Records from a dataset
◇ ◇ ◇
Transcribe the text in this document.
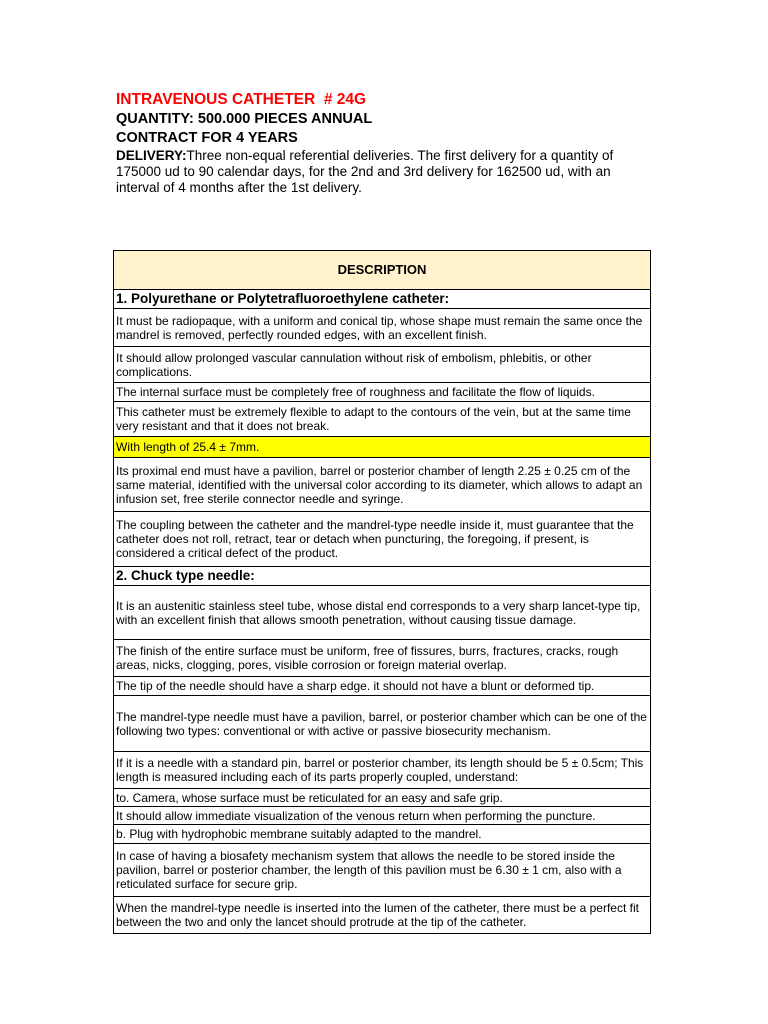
INTRAVENOUS CATHETER  # 24G
QUANTITY: 500.000 PIECES ANNUAL
CONTRACT FOR 4 YEARS
DELIVERY:Three non-equal referential deliveries. The first delivery for a quantity of 175000 ud to 90 calendar days, for the 2nd and 3rd delivery for 162500 ud, with an interval of 4 months after the 1st delivery.
DESCRIPTION
1. Polyurethane or Polytetrafluoroethylene catheter:
It must be radiopaque, with a uniform and conical tip, whose shape must remain the same once the mandrel is removed, perfectly rounded edges, with an excellent finish.
It should allow prolonged vascular cannulation without risk of embolism, phlebitis, or other complications.
The internal surface must be completely free of roughness and facilitate the flow of liquids.
This catheter must be extremely flexible to adapt to the contours of the vein, but at the same time very resistant and that it does not break.
With length of 25.4 ± 7mm.
Its proximal end must have a pavilion, barrel or posterior chamber of length 2.25 ± 0.25 cm of the same material, identified with the universal color according to its diameter, which allows to adapt an infusion set, free sterile connector needle and syringe.
The coupling between the catheter and the mandrel-type needle inside it, must guarantee that the catheter does not roll, retract, tear or detach when puncturing, the foregoing, if present, is considered a critical defect of the product.
2. Chuck type needle:
It is an austenitic stainless steel tube, whose distal end corresponds to a very sharp lancet-type tip, with an excellent finish that allows smooth penetration, without causing tissue damage.
The finish of the entire surface must be uniform, free of fissures, burrs, fractures, cracks, rough areas, nicks, clogging, pores, visible corrosion or foreign material overlap.
The tip of the needle should have a sharp edge. it should not have a blunt or deformed tip.
The mandrel-type needle must have a pavilion, barrel, or posterior chamber which can be one of the following two types: conventional or with active or passive biosecurity mechanism.
If it is a needle with a standard pin, barrel or posterior chamber, its length should be 5 ± 0.5cm; This length is measured including each of its parts properly coupled, understand:
to. Camera, whose surface must be reticulated for an easy and safe grip.
It should allow immediate visualization of the venous return when performing the puncture.
b. Plug with hydrophobic membrane suitably adapted to the mandrel.
In case of having a biosafety mechanism system that allows the needle to be stored inside the pavilion, barrel or posterior chamber, the length of this pavilion must be 6.30 ± 1 cm, also with a reticulated surface for secure grip.
When the mandrel-type needle is inserted into the lumen of the catheter, there must be a perfect fit between the two and only the lancet should protrude at the tip of the catheter.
◇ ◇ ◇
> [Exercise details]:
Report how many lines include the word "uniform". Give nothing but the number.

> [Answer for the task]:
2